Task item: Transcribe the data that follows. Match it character for character.

Provided material:

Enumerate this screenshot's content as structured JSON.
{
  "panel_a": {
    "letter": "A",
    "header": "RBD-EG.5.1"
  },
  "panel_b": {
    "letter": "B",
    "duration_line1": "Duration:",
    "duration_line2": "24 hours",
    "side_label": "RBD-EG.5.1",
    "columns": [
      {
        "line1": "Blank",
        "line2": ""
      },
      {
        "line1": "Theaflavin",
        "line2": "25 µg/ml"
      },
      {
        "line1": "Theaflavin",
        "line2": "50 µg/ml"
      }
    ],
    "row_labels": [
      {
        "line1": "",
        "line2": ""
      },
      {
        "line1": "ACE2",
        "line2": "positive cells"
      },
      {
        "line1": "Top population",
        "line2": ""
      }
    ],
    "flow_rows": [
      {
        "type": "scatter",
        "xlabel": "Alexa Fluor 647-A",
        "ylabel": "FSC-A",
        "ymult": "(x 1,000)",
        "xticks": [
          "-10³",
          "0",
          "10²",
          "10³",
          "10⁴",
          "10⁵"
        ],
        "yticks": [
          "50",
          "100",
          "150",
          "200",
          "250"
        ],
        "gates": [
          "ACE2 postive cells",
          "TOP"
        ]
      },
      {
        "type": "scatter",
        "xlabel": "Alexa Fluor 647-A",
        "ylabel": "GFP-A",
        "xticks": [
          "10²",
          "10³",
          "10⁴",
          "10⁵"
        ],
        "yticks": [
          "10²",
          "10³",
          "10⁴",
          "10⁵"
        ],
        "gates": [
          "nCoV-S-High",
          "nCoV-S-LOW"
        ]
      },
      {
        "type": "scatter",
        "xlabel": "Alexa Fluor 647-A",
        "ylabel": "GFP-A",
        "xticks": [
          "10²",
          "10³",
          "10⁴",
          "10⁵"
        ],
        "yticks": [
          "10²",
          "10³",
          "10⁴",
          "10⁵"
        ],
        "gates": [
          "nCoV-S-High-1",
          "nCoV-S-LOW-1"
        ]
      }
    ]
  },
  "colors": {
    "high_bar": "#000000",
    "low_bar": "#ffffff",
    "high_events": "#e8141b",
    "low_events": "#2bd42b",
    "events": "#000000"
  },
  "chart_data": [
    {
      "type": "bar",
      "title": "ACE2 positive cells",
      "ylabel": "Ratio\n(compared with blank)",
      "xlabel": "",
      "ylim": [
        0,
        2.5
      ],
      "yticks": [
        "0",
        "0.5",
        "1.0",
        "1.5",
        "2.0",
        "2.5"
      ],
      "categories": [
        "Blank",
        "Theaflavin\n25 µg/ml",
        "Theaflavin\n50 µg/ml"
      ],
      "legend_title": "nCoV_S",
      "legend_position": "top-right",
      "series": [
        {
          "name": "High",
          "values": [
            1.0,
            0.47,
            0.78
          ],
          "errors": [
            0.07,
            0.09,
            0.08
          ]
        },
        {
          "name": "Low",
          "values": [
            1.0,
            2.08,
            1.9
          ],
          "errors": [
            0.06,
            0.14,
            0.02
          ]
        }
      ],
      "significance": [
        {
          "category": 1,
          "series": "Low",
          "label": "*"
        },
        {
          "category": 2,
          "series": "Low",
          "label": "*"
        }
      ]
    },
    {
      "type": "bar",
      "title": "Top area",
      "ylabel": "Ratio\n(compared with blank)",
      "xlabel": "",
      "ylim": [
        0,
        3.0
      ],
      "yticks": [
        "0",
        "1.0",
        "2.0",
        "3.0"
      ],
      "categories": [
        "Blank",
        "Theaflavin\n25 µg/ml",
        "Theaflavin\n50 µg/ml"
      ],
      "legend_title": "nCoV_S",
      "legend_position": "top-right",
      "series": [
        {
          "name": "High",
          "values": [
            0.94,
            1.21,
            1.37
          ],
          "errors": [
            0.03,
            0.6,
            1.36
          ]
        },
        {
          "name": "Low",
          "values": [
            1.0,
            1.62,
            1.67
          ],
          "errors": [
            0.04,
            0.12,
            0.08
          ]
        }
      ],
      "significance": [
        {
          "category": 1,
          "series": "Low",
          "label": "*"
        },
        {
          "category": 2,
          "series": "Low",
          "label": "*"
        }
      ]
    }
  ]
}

Exercise response:
Enumerate this screenshot's content as structured JSON.
{
  "panel_a": {
    "letter": "A",
    "header": "RBD-EG.5.1"
  },
  "panel_b": {
    "letter": "B",
    "duration_line1": "Duration:",
    "duration_line2": "24 hours",
    "side_label": "RBD-EG.5.1",
    "columns": [
      {
        "line1": "Blank",
        "line2": ""
      },
      {
        "line1": "Theaflavin",
        "line2": "25 µg/ml"
      },
      {
        "line1": "Theaflavin",
        "line2": "50 µg/ml"
      }
    ],
    "row_labels": [
      {
        "line1": "",
        "line2": ""
      },
      {
        "line1": "ACE2",
        "line2": "positive cells"
      },
      {
        "line1": "Top population",
        "line2": ""
      }
    ],
    "flow_rows": [
      {
        "type": "scatter",
        "xlabel": "Alexa Fluor 647-A",
        "ylabel": "FSC-A",
        "ymult": "(x 1,000)",
        "xticks": [
          "-10³",
          "0",
          "10²",
          "10³",
          "10⁴",
          "10⁵"
        ],
        "yticks": [
          "50",
          "100",
          "150",
          "200",
          "250"
        ],
        "gates": [
          "ACE2 postive cells",
          "TOP"
        ]
      },
      {
        "type": "scatter",
        "xlabel": "Alexa Fluor 647-A",
        "ylabel": "GFP-A",
        "xticks": [
          "10²",
          "10³",
          "10⁴",
          "10⁵"
        ],
        "yticks": [
          "10²",
          "10³",
          "10⁴",
          "10⁵"
        ],
        "gates": [
          "nCoV-S-High",
          "nCoV-S-LOW"
        ]
      },
      {
        "type": "scatter",
        "xlabel": "Alexa Fluor 647-A",
        "ylabel": "GFP-A",
        "xticks": [
          "10²",
          "10³",
          "10⁴",
          "10⁵"
        ],
        "yticks": [
          "10²",
          "10³",
          "10⁴",
          "10⁵"
        ],
        "gates": [
          "nCoV-S-High-1",
          "nCoV-S-LOW-1"
        ]
      }
    ]
  },
  "colors": {
    "high_bar": "#000000",
    "low_bar": "#ffffff",
    "high_events": "#e8141b",
    "low_events": "#2bd42b",
    "events": "#000000"
  },
  "chart_data": [
    {
      "type": "bar",
      "title": "ACE2 positive cells",
      "ylabel": "Ratio\n(compared with blank)",
      "xlabel": "",
      "ylim": [
        0,
        2.5
      ],
      "yticks": [
        "0",
        "0.5",
        "1.0",
        "1.5",
        "2.0",
        "2.5"
      ],
      "categories": [
        "Blank",
        "Theaflavin\n25 µg/ml",
        "Theaflavin\n50 µg/ml"
      ],
      "legend_title": "nCoV_S",
      "legend_position": "top-right",
      "series": [
        {
          "name": "High",
          "values": [
            1.0,
            0.47,
            0.78
          ],
          "errors": [
            0.07,
            0.09,
            0.08
          ]
        },
        {
          "name": "Low",
          "values": [
            1.0,
            2.08,
            1.9
          ],
          "errors": [
            0.06,
            0.14,
            0.02
          ]
        }
      ],
      "significance": [
        {
          "category": 1,
          "series": "Low",
          "label": "*"
        },
        {
          "category": 2,
          "series": "Low",
          "label": "*"
        }
      ]
    },
    {
      "type": "bar",
      "title": "Top area",
      "ylabel": "Ratio\n(compared with blank)",
      "xlabel": "",
      "ylim": [
        0,
        3.0
      ],
      "yticks": [
        "0",
        "1.0",
        "2.0",
        "3.0"
      ],
      "categories": [
        "Blank",
        "Theaflavin\n25 µg/ml",
        "Theaflavin\n50 µg/ml"
      ],
      "legend_title": "nCoV_S",
      "legend_position": "top-right",
      "series": [
        {
          "name": "High",
          "values": [
            0.94,
            1.21,
            1.37
          ],
          "errors": [
            0.03,
            0.6,
            1.36
          ]
        },
        {
          "name": "Low",
          "values": [
            1.0,
            1.62,
            1.67
          ],
          "errors": [
            0.04,
            0.12,
            0.08
          ]
        }
      ],
      "significance": [
        {
          "category": 1,
          "series": "Low",
          "label": "*"
        },
        {
          "category": 2,
          "series": "Low",
          "label": "*"
        }
      ]
    }
  ]
}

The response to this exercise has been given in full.